*Given problem:* Locate all lines with the word "JSON" and copy them out.

Stored data entries
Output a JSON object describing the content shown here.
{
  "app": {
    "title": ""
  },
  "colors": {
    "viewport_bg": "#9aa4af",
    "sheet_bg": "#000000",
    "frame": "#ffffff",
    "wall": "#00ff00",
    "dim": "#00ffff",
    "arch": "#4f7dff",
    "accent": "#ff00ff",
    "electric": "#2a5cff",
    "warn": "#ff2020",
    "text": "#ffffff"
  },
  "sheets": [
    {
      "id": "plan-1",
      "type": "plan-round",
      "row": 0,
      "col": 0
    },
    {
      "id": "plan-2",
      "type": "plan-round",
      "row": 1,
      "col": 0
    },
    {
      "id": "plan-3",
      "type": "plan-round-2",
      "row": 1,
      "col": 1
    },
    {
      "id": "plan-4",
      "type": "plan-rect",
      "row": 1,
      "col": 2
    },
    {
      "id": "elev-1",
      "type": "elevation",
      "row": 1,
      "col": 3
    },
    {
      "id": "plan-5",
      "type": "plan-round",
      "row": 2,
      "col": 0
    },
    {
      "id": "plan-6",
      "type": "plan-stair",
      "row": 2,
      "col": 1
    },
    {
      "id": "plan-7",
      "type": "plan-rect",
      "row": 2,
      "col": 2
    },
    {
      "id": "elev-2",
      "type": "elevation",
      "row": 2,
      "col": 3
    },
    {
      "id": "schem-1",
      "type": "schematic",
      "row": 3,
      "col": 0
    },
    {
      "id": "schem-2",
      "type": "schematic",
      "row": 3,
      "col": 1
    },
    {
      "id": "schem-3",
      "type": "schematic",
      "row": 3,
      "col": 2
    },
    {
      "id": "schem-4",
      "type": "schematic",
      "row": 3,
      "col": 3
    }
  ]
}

...

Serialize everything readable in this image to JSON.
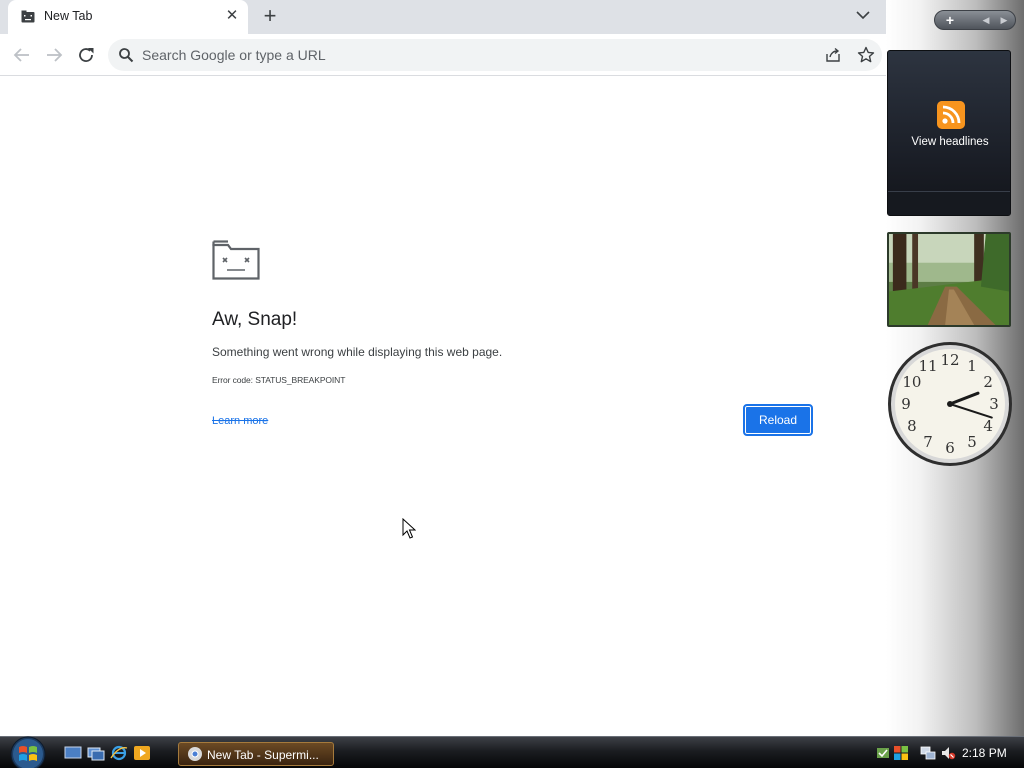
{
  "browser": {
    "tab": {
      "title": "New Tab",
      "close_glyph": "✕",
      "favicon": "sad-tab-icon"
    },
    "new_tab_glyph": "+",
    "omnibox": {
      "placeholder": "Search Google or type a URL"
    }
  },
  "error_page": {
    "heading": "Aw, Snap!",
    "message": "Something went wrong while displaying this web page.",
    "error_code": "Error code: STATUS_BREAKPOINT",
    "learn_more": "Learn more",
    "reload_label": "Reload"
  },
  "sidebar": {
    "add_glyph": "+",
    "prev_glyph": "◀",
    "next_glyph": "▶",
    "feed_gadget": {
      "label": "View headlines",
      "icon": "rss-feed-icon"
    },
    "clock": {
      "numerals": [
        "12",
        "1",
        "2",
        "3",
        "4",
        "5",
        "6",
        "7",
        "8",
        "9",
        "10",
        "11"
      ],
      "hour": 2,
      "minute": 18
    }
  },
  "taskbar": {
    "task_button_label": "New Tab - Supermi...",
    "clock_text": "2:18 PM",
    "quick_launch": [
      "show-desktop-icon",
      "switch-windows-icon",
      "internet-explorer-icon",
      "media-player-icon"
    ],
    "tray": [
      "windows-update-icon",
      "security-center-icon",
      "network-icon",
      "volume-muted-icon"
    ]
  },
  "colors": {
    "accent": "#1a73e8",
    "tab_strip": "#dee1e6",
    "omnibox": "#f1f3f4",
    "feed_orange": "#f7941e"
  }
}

*Response for this exercise:*
Output a JSON object describing the content shown here.
Serialize everything readable in this image to JSON.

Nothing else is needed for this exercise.